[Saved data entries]
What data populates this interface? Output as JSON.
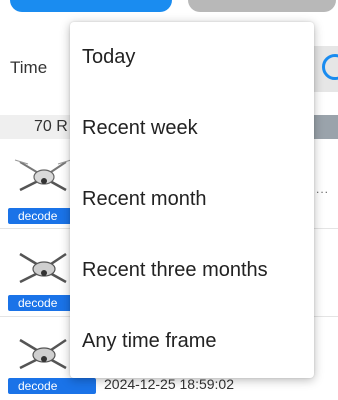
{
  "filter": {
    "time_label": "Time",
    "record_count": "70 R"
  },
  "rows": [
    {
      "decode_label": "decode",
      "timestamp": ""
    },
    {
      "decode_label": "decode",
      "timestamp": ""
    },
    {
      "decode_label": "decode",
      "timestamp": "2024-12-25 18:59:02"
    }
  ],
  "row_more": "...",
  "dropdown": {
    "items": [
      {
        "label": "Today"
      },
      {
        "label": "Recent week"
      },
      {
        "label": "Recent month"
      },
      {
        "label": "Recent three months"
      },
      {
        "label": "Any time frame"
      }
    ]
  },
  "colors": {
    "accent": "#1a8cf0",
    "decode_tag": "#1a73e8",
    "secondary_button": "#b8b8b8"
  },
  "icons": {
    "search": "search-icon",
    "drone": "drone-icon"
  }
}
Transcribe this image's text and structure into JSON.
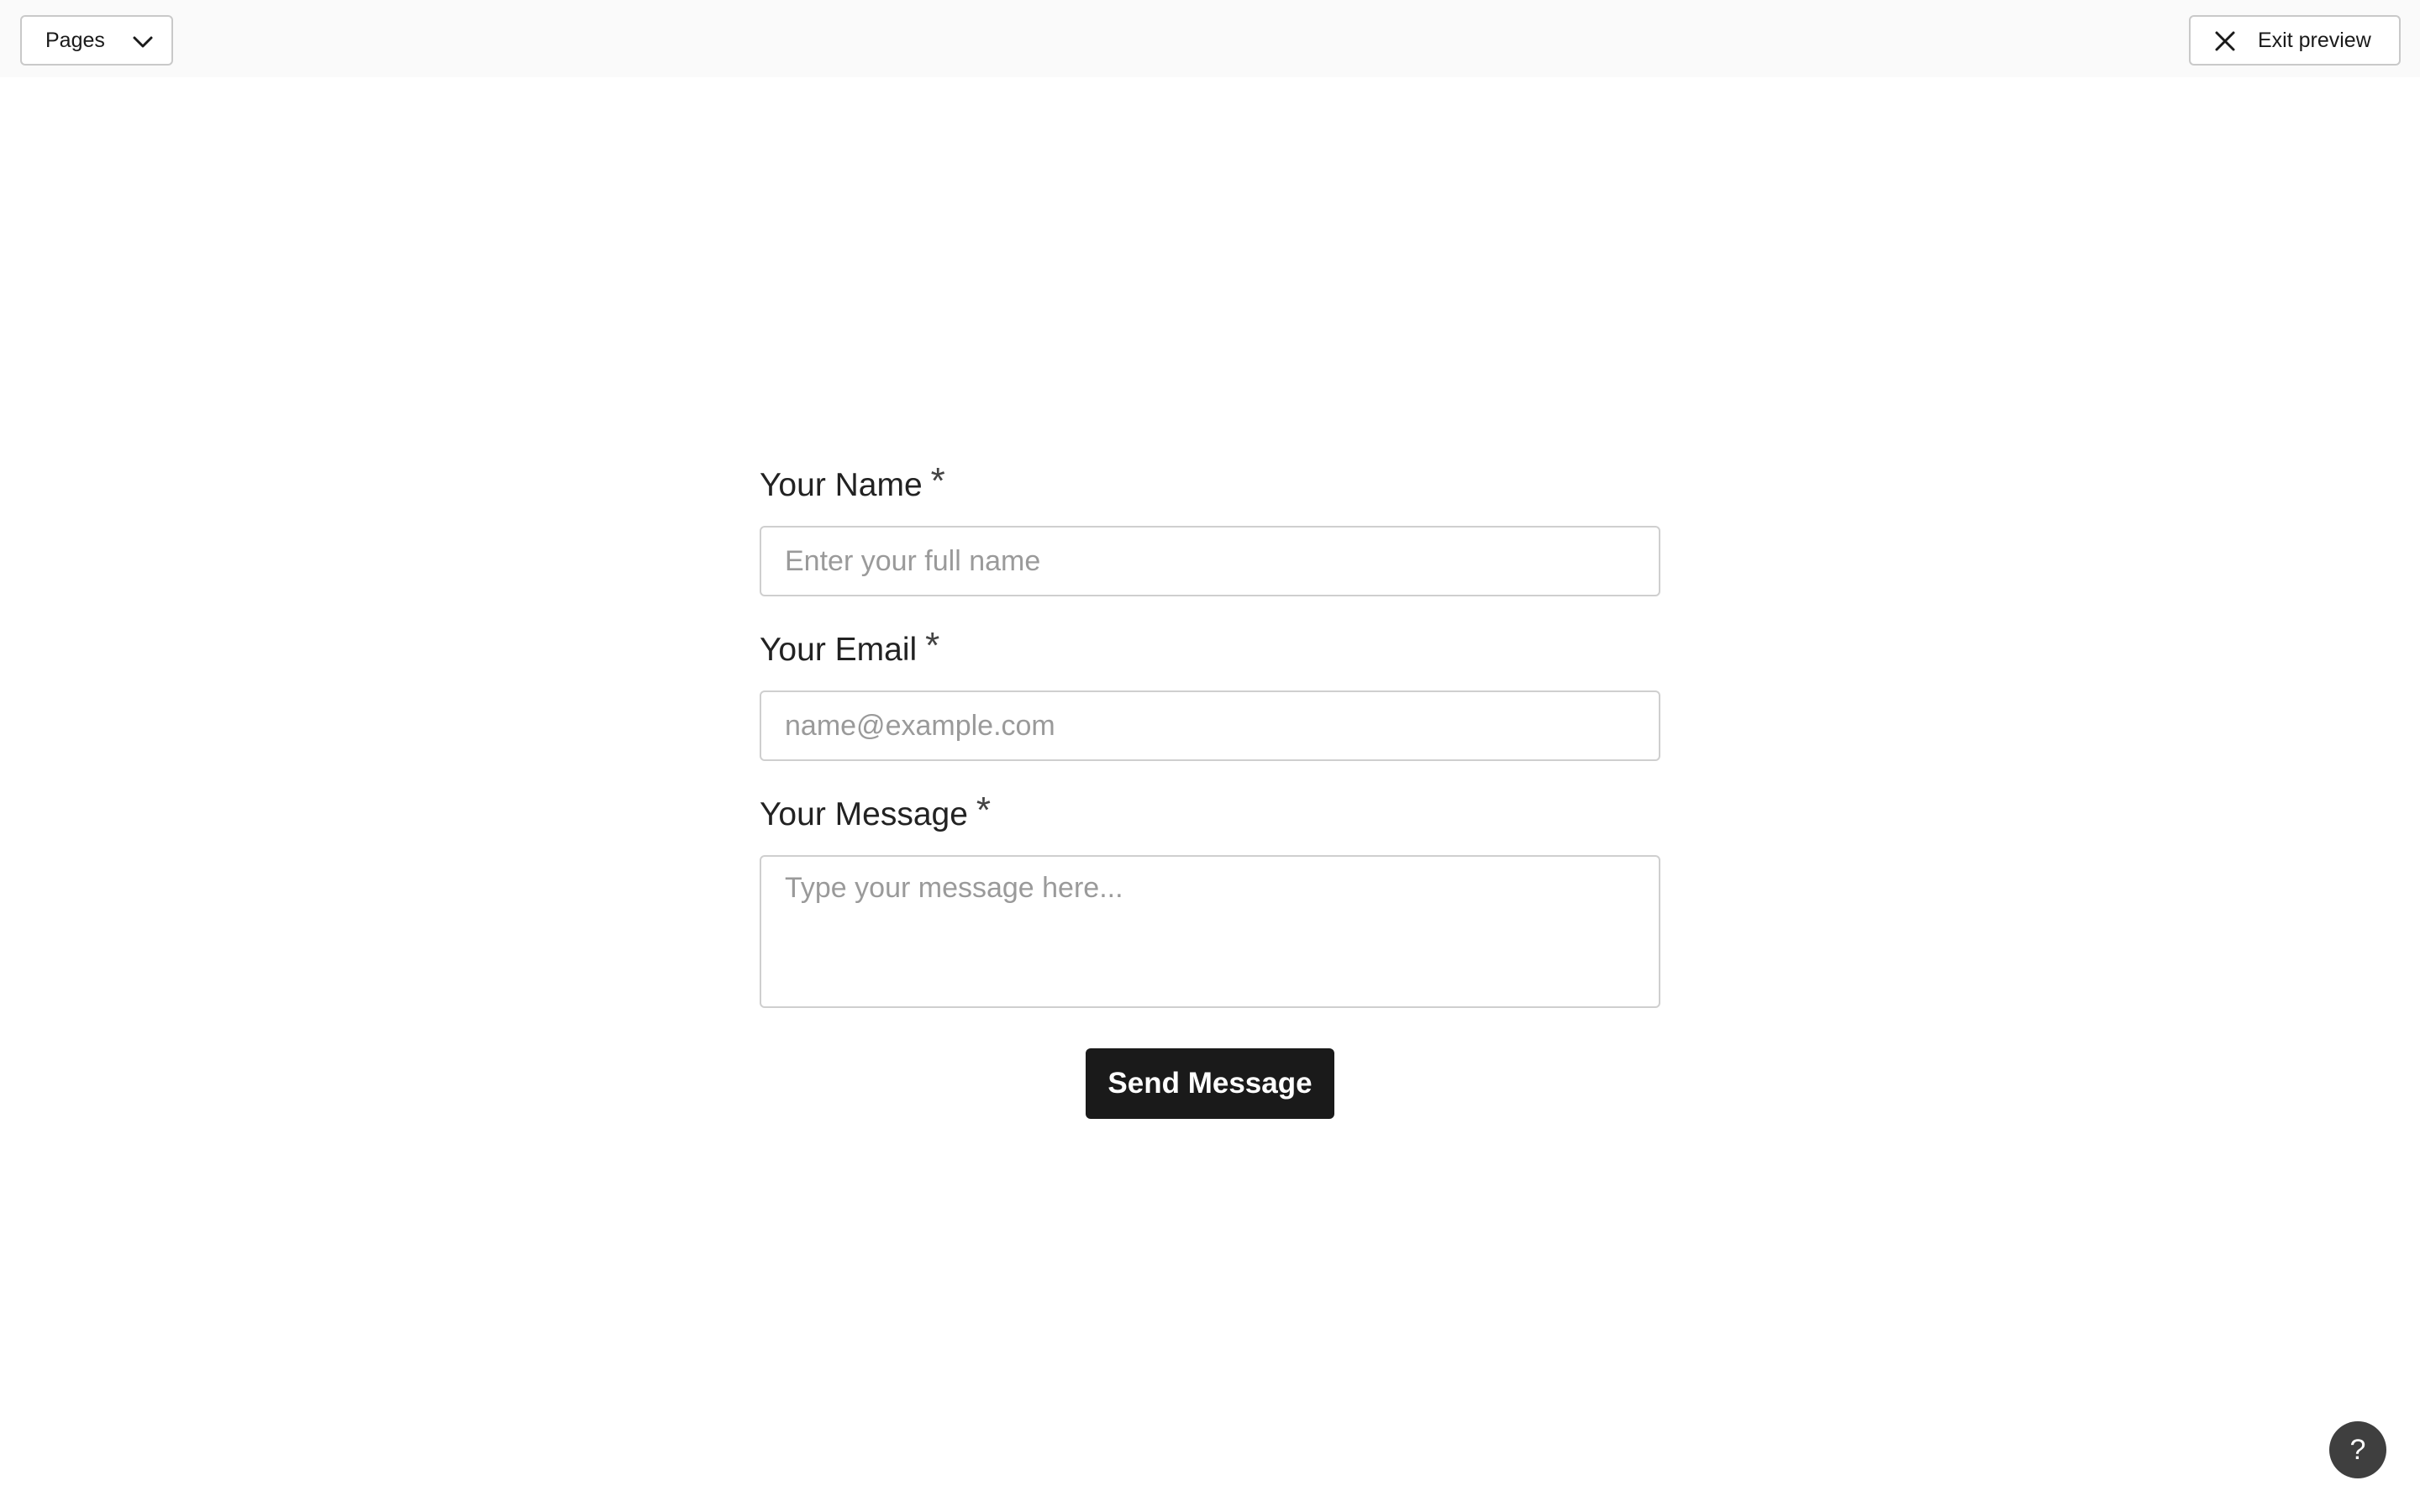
{
  "toolbar": {
    "pages_label": "Pages",
    "exit_label": "Exit preview"
  },
  "form": {
    "name": {
      "label": "Your Name",
      "required_mark": "*",
      "placeholder": "Enter your full name"
    },
    "email": {
      "label": "Your Email",
      "required_mark": "*",
      "placeholder": "name@example.com"
    },
    "message": {
      "label": "Your Message",
      "required_mark": "*",
      "placeholder": "Type your message here..."
    },
    "submit_label": "Send Message"
  },
  "help": {
    "label": "?"
  },
  "icons": {
    "pages_dropdown": "chevron-down-icon",
    "exit": "close-icon"
  },
  "colors": {
    "primary_button": "#1a1a1a",
    "help_button": "#3f3f3f"
  }
}
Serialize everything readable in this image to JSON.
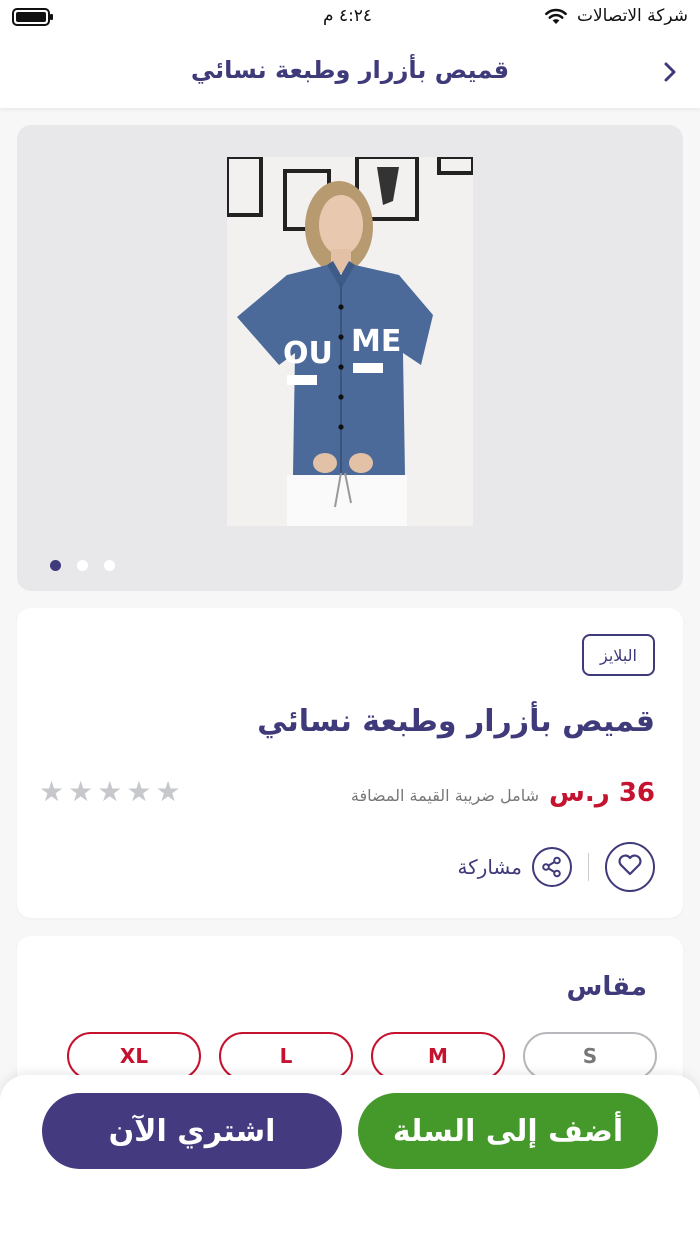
{
  "status_bar": {
    "carrier": "شركة الاتصالات",
    "time": "٤:٢٤ م"
  },
  "header": {
    "title": "قميص بأزرار وطبعة نسائي",
    "back_icon": "chevron-right-icon"
  },
  "gallery": {
    "image_alt": "product photo: blue short-sleeve shirt with YOU ME print",
    "image_count": 3,
    "active_index": 0
  },
  "product": {
    "category": "البلايز",
    "title": "قميص بأزرار وطبعة نسائي",
    "price": "36 ر.س",
    "vat_note": "شامل ضريبة القيمة المضافة",
    "rating": 0,
    "rating_max": 5,
    "share_label": "مشاركة"
  },
  "sizes": {
    "heading": "مقاس",
    "options": [
      {
        "label": "S",
        "available": false
      },
      {
        "label": "M",
        "available": true
      },
      {
        "label": "L",
        "available": true
      },
      {
        "label": "XL",
        "available": true
      }
    ]
  },
  "actions": {
    "add_to_cart": "أضف إلى السلة",
    "buy_now": "اشتري الآن"
  },
  "colors": {
    "brand_purple": "#3f3a7a",
    "price_red": "#c4122f",
    "cart_green": "#45982a",
    "buy_purple": "#443a7f"
  }
}
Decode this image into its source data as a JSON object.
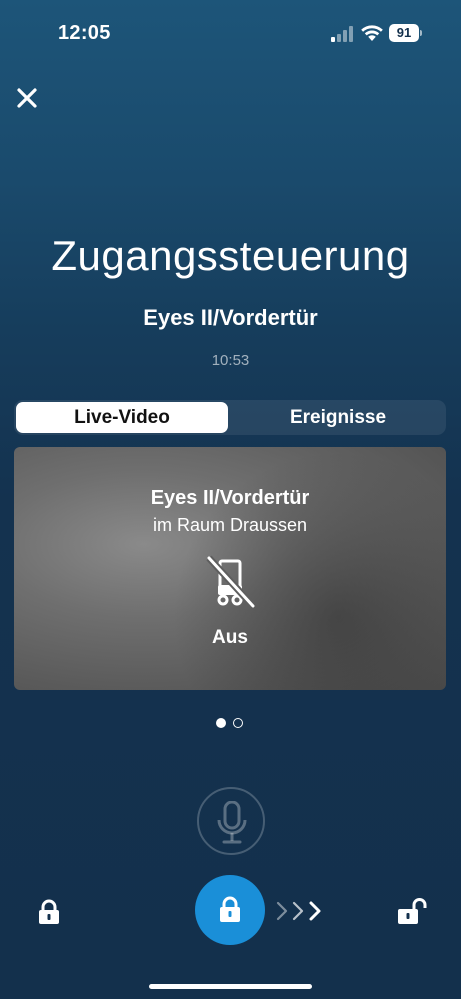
{
  "status_bar": {
    "time": "12:05",
    "battery": "91",
    "icons": [
      "signal-icon",
      "wifi-icon",
      "battery-icon"
    ]
  },
  "header": {
    "close_icon": "close-icon"
  },
  "main": {
    "title": "Zugangssteuerung",
    "device_name": "Eyes II/Vordertür",
    "time": "10:53"
  },
  "tabs": [
    {
      "label": "Live-Video",
      "active": true
    },
    {
      "label": "Ereignisse",
      "active": false
    }
  ],
  "camera_card": {
    "device_name": "Eyes II/Vordertür",
    "room": "im Raum Draussen",
    "status_icon": "camera-off-icon",
    "status": "Aus"
  },
  "pagination": {
    "current_page": 1,
    "total_pages": 2
  },
  "controls": {
    "mic_icon": "microphone-icon",
    "lock_icon": "lock-icon",
    "main_lock_icon": "lock-icon",
    "swipe_icon": "chevrons-right-icon",
    "unlock_icon": "unlock-icon",
    "accent_color": "#1a8fd8"
  }
}
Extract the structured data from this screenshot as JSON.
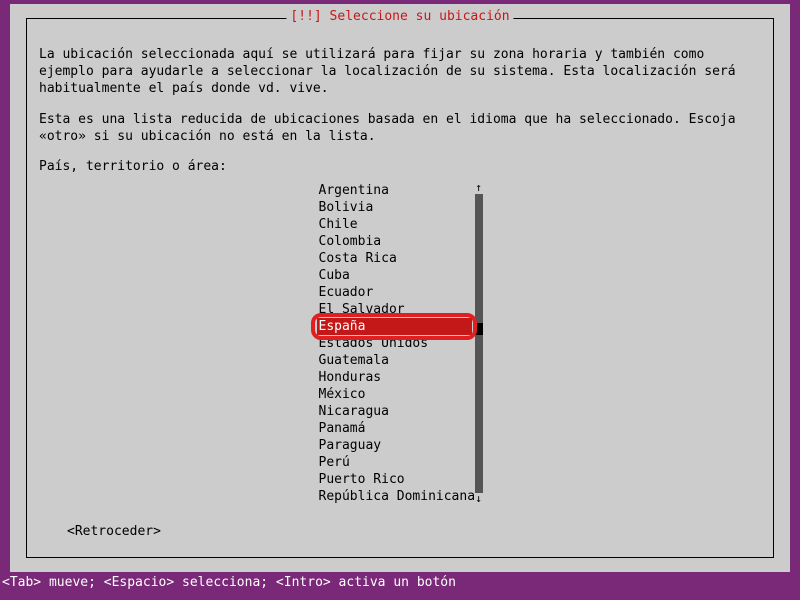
{
  "dialog": {
    "title": "[!!] Seleccione su ubicación",
    "desc1": "La ubicación seleccionada aquí se utilizará para fijar su zona horaria y también como ejemplo para ayudarle a seleccionar la localización de su sistema. Esta localización será habitualmente el país donde vd. vive.",
    "desc2": "Esta es una lista reducida de ubicaciones basada en el idioma que ha seleccionado. Escoja «otro» si su ubicación no está en la lista.",
    "prompt": "País, territorio o área:",
    "back_label": "<Retroceder>"
  },
  "countries": [
    "Argentina",
    "Bolivia",
    "Chile",
    "Colombia",
    "Costa Rica",
    "Cuba",
    "Ecuador",
    "El Salvador",
    "España",
    "Estados Unidos",
    "Guatemala",
    "Honduras",
    "México",
    "Nicaragua",
    "Panamá",
    "Paraguay",
    "Perú",
    "Puerto Rico",
    "República Dominicana"
  ],
  "selected_index": 8,
  "scroll": {
    "top_arrow": "↑",
    "bottom_arrow": "↓"
  },
  "statusbar": "<Tab> mueve; <Espacio> selecciona; <Intro> activa un botón"
}
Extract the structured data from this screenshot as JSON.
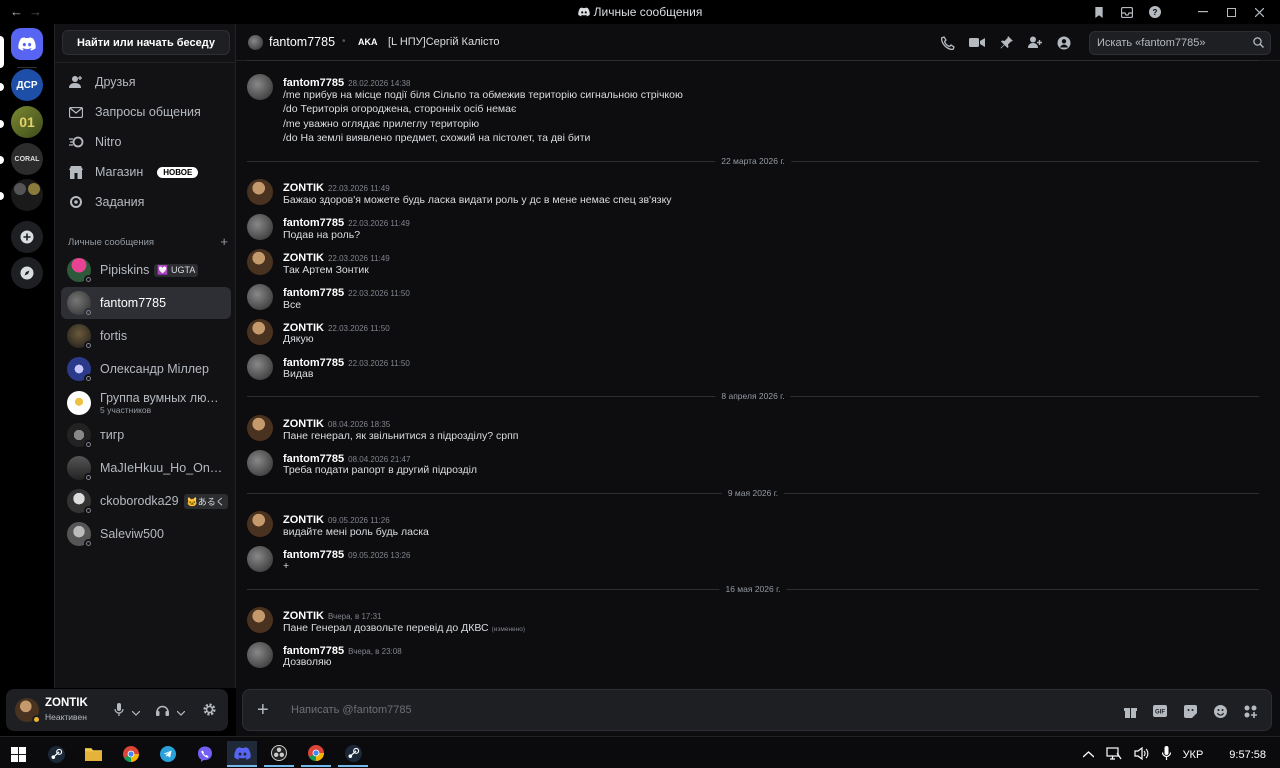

* Exercise goal:
Only lines with the word "this" should be collected from the material.

* Response below:
What data populates this interface? Output as JSON.
Transcribe this image's text and structure into JSON.
Serialize everything readable in this image to JSON.
Decode this image into its source data as a JSON object.
Extract the structured data from this screenshot as JSON.
Extract the structured data from this screenshot as JSON.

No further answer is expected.